▶ _Stated problem_:
Copy out all lines where "that" appears.

------ Material provided ------

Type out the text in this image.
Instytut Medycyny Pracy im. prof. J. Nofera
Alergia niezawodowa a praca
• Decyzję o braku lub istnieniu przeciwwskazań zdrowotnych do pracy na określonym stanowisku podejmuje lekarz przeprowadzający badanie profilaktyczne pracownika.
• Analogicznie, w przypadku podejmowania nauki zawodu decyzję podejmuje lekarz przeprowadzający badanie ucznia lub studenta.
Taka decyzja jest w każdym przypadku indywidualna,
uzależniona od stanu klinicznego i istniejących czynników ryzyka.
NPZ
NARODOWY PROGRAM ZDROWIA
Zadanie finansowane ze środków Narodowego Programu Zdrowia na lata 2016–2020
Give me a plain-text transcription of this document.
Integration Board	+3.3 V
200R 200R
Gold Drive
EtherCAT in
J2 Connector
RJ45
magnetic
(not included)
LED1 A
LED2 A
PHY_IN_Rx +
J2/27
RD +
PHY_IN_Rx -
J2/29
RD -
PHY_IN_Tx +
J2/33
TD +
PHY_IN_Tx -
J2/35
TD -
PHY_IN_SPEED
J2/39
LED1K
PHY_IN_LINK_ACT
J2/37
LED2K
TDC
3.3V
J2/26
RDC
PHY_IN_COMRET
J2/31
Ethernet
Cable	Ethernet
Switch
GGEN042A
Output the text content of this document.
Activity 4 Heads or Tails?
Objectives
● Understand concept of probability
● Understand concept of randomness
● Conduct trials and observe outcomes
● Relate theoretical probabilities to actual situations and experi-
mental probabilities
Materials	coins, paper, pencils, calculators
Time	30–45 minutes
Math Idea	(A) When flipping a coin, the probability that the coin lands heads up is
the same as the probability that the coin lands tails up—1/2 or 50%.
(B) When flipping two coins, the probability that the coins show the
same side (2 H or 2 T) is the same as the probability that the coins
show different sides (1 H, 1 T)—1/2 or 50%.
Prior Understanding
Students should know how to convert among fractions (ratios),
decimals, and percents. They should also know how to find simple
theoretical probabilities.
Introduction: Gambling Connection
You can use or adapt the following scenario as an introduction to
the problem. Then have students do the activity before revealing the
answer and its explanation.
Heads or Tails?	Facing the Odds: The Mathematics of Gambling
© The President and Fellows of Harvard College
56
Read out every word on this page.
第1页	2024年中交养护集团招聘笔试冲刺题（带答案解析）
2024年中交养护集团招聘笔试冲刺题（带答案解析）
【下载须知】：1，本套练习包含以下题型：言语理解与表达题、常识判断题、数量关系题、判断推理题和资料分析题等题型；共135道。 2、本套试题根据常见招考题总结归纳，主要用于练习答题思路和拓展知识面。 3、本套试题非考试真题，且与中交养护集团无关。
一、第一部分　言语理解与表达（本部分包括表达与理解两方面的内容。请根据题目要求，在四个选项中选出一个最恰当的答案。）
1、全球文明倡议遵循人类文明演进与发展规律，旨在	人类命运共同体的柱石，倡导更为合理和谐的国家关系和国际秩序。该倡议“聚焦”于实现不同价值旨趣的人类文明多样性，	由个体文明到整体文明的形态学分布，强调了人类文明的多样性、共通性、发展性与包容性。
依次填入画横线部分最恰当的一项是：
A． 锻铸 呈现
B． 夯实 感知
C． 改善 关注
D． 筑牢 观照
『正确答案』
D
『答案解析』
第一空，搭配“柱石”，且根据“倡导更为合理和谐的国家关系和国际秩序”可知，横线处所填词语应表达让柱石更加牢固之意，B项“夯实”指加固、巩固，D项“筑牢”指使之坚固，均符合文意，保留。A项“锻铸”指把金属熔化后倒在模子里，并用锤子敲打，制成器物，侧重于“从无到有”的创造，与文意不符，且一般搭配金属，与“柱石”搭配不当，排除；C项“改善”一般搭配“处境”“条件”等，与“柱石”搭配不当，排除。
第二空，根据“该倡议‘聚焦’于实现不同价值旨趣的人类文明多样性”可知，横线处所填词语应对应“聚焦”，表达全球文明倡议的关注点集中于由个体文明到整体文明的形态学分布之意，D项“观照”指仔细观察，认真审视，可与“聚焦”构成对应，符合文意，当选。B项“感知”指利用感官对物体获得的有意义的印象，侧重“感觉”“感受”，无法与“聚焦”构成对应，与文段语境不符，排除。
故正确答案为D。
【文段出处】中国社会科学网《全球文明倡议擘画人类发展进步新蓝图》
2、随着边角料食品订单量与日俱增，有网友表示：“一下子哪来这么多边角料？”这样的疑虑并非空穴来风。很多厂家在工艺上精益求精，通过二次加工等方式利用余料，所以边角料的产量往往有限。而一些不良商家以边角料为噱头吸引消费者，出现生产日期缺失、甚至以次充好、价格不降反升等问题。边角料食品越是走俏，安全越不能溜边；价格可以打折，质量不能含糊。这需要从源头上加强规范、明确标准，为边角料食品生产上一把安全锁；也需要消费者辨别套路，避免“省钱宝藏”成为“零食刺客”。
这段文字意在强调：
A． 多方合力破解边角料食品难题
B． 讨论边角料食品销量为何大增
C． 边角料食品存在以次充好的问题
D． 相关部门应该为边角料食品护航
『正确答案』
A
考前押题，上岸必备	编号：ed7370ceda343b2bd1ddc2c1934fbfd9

------

▶ _Exercise result_:
Math Idea	(A) When flipping a coin, the probability that the coin lands heads up is
the same as the probability that the coin lands tails up—1/2 or 50%.
(B) When flipping two coins, the probability that the coins show the
same side (2 H or 2 T) is the same as the probability that the coins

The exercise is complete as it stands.